**PROBLEM TO SOLVE**
Transcribe every line exactly. Leave the pictures behind.

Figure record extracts
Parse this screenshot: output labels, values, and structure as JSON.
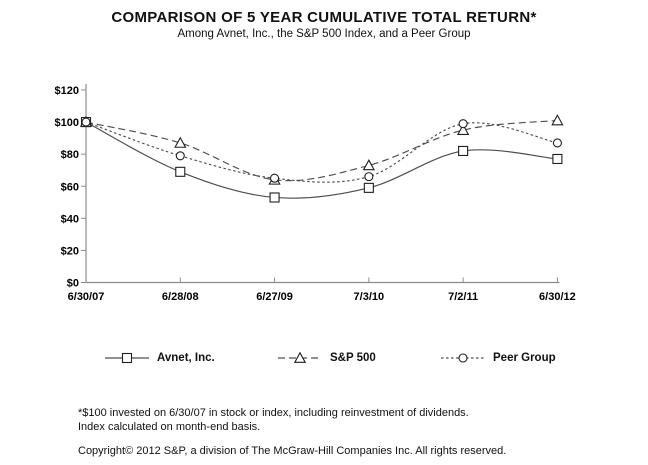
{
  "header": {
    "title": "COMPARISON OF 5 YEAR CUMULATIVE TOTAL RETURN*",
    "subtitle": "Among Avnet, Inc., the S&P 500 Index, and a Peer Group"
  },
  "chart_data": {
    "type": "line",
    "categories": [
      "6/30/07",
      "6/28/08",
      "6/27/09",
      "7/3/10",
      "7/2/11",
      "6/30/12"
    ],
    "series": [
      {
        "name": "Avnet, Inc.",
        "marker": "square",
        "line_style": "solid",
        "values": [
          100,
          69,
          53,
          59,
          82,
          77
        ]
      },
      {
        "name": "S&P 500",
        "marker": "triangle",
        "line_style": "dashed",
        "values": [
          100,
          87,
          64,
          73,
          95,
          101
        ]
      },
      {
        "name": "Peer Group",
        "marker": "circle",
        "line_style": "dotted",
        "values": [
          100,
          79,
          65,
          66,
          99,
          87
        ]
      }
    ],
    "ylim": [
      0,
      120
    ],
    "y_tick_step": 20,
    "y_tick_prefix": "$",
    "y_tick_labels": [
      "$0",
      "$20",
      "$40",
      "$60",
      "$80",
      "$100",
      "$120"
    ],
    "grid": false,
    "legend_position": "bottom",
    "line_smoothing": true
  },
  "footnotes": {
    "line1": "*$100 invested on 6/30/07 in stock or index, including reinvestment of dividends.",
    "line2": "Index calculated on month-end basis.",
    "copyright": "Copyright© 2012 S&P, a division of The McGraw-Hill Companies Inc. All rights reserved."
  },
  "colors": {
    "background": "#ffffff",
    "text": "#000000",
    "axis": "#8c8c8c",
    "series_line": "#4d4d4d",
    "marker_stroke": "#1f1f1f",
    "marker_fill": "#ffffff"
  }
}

**WRITTEN SOLUTION**
Parse this screenshot: output labels, values, and structure as JSON.
{
  "header": {
    "title": "COMPARISON OF 5 YEAR CUMULATIVE TOTAL RETURN*",
    "subtitle": "Among Avnet, Inc., the S&P 500 Index, and a Peer Group"
  },
  "chart_data": {
    "type": "line",
    "categories": [
      "6/30/07",
      "6/28/08",
      "6/27/09",
      "7/3/10",
      "7/2/11",
      "6/30/12"
    ],
    "series": [
      {
        "name": "Avnet, Inc.",
        "marker": "square",
        "line_style": "solid",
        "values": [
          100,
          69,
          53,
          59,
          82,
          77
        ]
      },
      {
        "name": "S&P 500",
        "marker": "triangle",
        "line_style": "dashed",
        "values": [
          100,
          87,
          64,
          73,
          95,
          101
        ]
      },
      {
        "name": "Peer Group",
        "marker": "circle",
        "line_style": "dotted",
        "values": [
          100,
          79,
          65,
          66,
          99,
          87
        ]
      }
    ],
    "ylim": [
      0,
      120
    ],
    "y_tick_step": 20,
    "y_tick_prefix": "$",
    "y_tick_labels": [
      "$0",
      "$20",
      "$40",
      "$60",
      "$80",
      "$100",
      "$120"
    ],
    "grid": false,
    "legend_position": "bottom",
    "line_smoothing": true
  },
  "footnotes": {
    "line1": "*$100 invested on 6/30/07 in stock or index, including reinvestment of dividends.",
    "line2": "Index calculated on month-end basis.",
    "copyright": "Copyright© 2012 S&P, a division of The McGraw-Hill Companies Inc. All rights reserved."
  },
  "colors": {
    "background": "#ffffff",
    "text": "#000000",
    "axis": "#8c8c8c",
    "series_line": "#4d4d4d",
    "marker_stroke": "#1f1f1f",
    "marker_fill": "#ffffff"
  }
}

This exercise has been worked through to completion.